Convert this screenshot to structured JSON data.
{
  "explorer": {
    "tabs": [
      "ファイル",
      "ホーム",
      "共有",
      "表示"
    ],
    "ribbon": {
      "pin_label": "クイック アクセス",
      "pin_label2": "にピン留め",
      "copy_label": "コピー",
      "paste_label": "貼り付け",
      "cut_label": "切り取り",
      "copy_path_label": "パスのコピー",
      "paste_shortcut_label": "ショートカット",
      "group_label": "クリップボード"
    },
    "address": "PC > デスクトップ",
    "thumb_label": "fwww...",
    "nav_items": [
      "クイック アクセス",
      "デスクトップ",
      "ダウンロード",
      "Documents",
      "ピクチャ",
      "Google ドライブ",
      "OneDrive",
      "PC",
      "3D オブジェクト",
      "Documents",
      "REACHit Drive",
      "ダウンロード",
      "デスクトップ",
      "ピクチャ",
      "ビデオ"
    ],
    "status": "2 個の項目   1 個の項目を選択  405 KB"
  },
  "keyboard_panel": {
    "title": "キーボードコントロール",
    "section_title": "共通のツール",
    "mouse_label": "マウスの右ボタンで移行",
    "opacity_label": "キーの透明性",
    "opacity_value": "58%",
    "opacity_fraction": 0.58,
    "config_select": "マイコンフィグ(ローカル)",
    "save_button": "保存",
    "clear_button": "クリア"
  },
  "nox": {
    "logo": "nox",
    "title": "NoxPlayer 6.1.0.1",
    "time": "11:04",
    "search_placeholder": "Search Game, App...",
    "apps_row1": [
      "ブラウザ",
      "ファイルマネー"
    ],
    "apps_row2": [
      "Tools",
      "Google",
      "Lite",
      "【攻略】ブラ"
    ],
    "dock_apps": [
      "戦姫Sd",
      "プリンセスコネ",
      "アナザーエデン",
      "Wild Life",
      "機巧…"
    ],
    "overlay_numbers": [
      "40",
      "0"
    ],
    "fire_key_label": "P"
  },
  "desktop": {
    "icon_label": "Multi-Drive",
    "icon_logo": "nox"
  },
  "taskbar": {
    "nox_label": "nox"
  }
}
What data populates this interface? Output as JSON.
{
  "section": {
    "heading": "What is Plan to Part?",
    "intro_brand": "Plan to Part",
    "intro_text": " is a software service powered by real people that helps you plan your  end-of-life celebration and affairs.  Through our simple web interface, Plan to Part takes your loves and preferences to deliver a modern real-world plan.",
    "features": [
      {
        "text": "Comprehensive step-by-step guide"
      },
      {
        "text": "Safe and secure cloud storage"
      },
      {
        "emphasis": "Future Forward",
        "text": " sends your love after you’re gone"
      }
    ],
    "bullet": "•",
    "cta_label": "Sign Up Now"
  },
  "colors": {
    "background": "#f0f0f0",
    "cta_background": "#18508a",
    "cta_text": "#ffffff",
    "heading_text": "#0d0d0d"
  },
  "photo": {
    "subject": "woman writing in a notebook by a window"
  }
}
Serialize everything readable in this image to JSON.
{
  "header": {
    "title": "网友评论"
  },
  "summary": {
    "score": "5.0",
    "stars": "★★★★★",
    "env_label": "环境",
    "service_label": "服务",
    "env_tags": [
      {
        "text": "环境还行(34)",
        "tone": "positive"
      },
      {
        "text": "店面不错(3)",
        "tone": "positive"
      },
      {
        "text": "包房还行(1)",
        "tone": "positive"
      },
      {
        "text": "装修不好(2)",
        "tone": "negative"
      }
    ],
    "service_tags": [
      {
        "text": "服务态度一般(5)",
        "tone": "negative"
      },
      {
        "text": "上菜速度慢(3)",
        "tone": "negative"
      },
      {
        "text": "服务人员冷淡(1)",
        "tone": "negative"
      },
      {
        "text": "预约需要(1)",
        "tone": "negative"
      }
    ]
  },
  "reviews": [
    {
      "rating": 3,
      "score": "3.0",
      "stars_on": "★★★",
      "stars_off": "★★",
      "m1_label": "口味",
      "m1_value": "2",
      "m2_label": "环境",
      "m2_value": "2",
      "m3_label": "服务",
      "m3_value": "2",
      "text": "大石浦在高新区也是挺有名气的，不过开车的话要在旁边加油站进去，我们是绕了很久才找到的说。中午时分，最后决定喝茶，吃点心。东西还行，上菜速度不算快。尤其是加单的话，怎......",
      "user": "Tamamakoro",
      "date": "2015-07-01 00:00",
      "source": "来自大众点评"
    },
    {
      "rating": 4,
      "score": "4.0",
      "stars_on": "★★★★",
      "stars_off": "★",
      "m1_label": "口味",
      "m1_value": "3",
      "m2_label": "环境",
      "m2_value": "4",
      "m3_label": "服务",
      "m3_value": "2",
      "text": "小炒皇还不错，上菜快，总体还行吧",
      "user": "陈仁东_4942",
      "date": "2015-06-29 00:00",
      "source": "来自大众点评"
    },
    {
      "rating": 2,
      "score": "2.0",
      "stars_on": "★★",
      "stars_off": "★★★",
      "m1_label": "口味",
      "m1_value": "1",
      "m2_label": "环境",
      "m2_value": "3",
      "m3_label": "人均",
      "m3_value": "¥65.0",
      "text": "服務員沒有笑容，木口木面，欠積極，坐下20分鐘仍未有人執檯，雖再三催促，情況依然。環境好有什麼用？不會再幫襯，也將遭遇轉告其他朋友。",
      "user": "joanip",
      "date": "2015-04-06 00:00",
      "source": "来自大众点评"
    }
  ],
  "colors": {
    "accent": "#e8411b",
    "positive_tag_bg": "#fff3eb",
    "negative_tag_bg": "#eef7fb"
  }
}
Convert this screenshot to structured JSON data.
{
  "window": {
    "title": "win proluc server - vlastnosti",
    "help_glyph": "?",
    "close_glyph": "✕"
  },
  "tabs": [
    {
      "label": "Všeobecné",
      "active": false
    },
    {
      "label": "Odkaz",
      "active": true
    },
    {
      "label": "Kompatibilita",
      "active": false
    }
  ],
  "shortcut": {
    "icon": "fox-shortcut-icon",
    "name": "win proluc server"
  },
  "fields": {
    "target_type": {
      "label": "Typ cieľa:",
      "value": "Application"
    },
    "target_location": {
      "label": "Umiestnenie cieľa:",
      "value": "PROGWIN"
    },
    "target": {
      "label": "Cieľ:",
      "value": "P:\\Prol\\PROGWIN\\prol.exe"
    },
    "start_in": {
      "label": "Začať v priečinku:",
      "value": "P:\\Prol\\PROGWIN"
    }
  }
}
☆ ☆ ☆ ☆
Extract the listing in its entirety, matching it exactly.

RESULT OF THIS TASK:
Convert this screenshot to structured JSON data.
{
  "explorer": {
    "tabs": [
      "ファイル",
      "ホーム",
      "共有",
      "表示"
    ],
    "ribbon": {
      "pin_label": "クイック アクセス",
      "pin_label2": "にピン留め",
      "copy_label": "コピー",
      "paste_label": "貼り付け",
      "cut_label": "切り取り",
      "copy_path_label": "パスのコピー",
      "paste_shortcut_label": "ショートカット",
      "group_label": "クリップボード"
    },
    "address": "PC > デスクトップ",
    "thumb_label": "fwww...",
    "nav_items": [
      "クイック アクセス",
      "デスクトップ",
      "ダウンロード",
      "Documents",
      "ピクチャ",
      "Google ドライブ",
      "OneDrive",
      "PC",
      "3D オブジェクト",
      "Documents",
      "REACHit Drive",
      "ダウンロード",
      "デスクトップ",
      "ピクチャ",
      "ビデオ"
    ],
    "status": "2 個の項目   1 個の項目を選択  405 KB"
  },
  "keyboard_panel": {
    "title": "キーボードコントロール",
    "section_title": "共通のツール",
    "mouse_label": "マウスの右ボタンで移行",
    "opacity_label": "キーの透明性",
    "opacity_value": "58%",
    "opacity_fraction": 0.58,
    "config_select": "マイコンフィグ(ローカル)",
    "save_button": "保存",
    "clear_button": "クリア"
  },
  "nox": {
    "logo": "nox",
    "title": "NoxPlayer 6.1.0.1",
    "time": "11:04",
    "search_placeholder": "Search Game, App...",
    "apps_row1": [
      "ブラウザ",
      "ファイルマネー"
    ],
    "apps_row2": [
      "Tools",
      "Google",
      "Lite",
      "【攻略】ブラ"
    ],
    "dock_apps": [
      "戦姫Sd",
      "プリンセスコネ",
      "アナザーエデン",
      "Wild Life",
      "機巧…"
    ],
    "overlay_numbers": [
      "40",
      "0"
    ],
    "fire_key_label": "P"
  },
  "desktop": {
    "icon_label": "Multi-Drive",
    "icon_logo": "nox"
  },
  "taskbar": {
    "nox_label": "nox"
  }
}
What data populates this interface? Output as JSON.
{
  "section": {
    "heading": "What is Plan to Part?",
    "intro_brand": "Plan to Part",
    "intro_text": " is a software service powered by real people that helps you plan your  end-of-life celebration and affairs.  Through our simple web interface, Plan to Part takes your loves and preferences to deliver a modern real-world plan.",
    "features": [
      {
        "text": "Comprehensive step-by-step guide"
      },
      {
        "text": "Safe and secure cloud storage"
      },
      {
        "emphasis": "Future Forward",
        "text": " sends your love after you’re gone"
      }
    ],
    "bullet": "•",
    "cta_label": "Sign Up Now"
  },
  "colors": {
    "background": "#f0f0f0",
    "cta_background": "#18508a",
    "cta_text": "#ffffff",
    "heading_text": "#0d0d0d"
  },
  "photo": {
    "subject": "woman writing in a notebook by a window"
  }
}
Serialize everything readable in this image to JSON.
{
  "header": {
    "title": "网友评论"
  },
  "summary": {
    "score": "5.0",
    "stars": "★★★★★",
    "env_label": "环境",
    "service_label": "服务",
    "env_tags": [
      {
        "text": "环境还行(34)",
        "tone": "positive"
      },
      {
        "text": "店面不错(3)",
        "tone": "positive"
      },
      {
        "text": "包房还行(1)",
        "tone": "positive"
      },
      {
        "text": "装修不好(2)",
        "tone": "negative"
      }
    ],
    "service_tags": [
      {
        "text": "服务态度一般(5)",
        "tone": "negative"
      },
      {
        "text": "上菜速度慢(3)",
        "tone": "negative"
      },
      {
        "text": "服务人员冷淡(1)",
        "tone": "negative"
      },
      {
        "text": "预约需要(1)",
        "tone": "negative"
      }
    ]
  },
  "reviews": [
    {
      "rating": 3,
      "score": "3.0",
      "stars_on": "★★★",
      "stars_off": "★★",
      "m1_label": "口味",
      "m1_value": "2",
      "m2_label": "环境",
      "m2_value": "2",
      "m3_label": "服务",
      "m3_value": "2",
      "text": "大石浦在高新区也是挺有名气的，不过开车的话要在旁边加油站进去，我们是绕了很久才找到的说。中午时分，最后决定喝茶，吃点心。东西还行，上菜速度不算快。尤其是加单的话，怎......",
      "user": "Tamamakoro",
      "date": "2015-07-01 00:00",
      "source": "来自大众点评"
    },
    {
      "rating": 4,
      "score": "4.0",
      "stars_on": "★★★★",
      "stars_off": "★",
      "m1_label": "口味",
      "m1_value": "3",
      "m2_label": "环境",
      "m2_value": "4",
      "m3_label": "服务",
      "m3_value": "2",
      "text": "小炒皇还不错，上菜快，总体还行吧",
      "user": "陈仁东_4942",
      "date": "2015-06-29 00:00",
      "source": "来自大众点评"
    },
    {
      "rating": 2,
      "score": "2.0",
      "stars_on": "★★",
      "stars_off": "★★★",
      "m1_label": "口味",
      "m1_value": "1",
      "m2_label": "环境",
      "m2_value": "3",
      "m3_label": "人均",
      "m3_value": "¥65.0",
      "text": "服務員沒有笑容，木口木面，欠積極，坐下20分鐘仍未有人執檯，雖再三催促，情況依然。環境好有什麼用？不會再幫襯，也將遭遇轉告其他朋友。",
      "user": "joanip",
      "date": "2015-04-06 00:00",
      "source": "来自大众点评"
    }
  ],
  "colors": {
    "accent": "#e8411b",
    "positive_tag_bg": "#fff3eb",
    "negative_tag_bg": "#eef7fb"
  }
}
Convert this screenshot to structured JSON data.
{
  "window": {
    "title": "win proluc server - vlastnosti",
    "help_glyph": "?",
    "close_glyph": "✕"
  },
  "tabs": [
    {
      "label": "Všeobecné",
      "active": false
    },
    {
      "label": "Odkaz",
      "active": true
    },
    {
      "label": "Kompatibilita",
      "active": false
    }
  ],
  "shortcut": {
    "icon": "fox-shortcut-icon",
    "name": "win proluc server"
  },
  "fields": {
    "target_type": {
      "label": "Typ cieľa:",
      "value": "Application"
    },
    "target_location": {
      "label": "Umiestnenie cieľa:",
      "value": "PROGWIN"
    },
    "target": {
      "label": "Cieľ:",
      "value": "P:\\Prol\\PROGWIN\\prol.exe"
    },
    "start_in": {
      "label": "Začať v priečinku:",
      "value": "P:\\Prol\\PROGWIN"
    }
  }
}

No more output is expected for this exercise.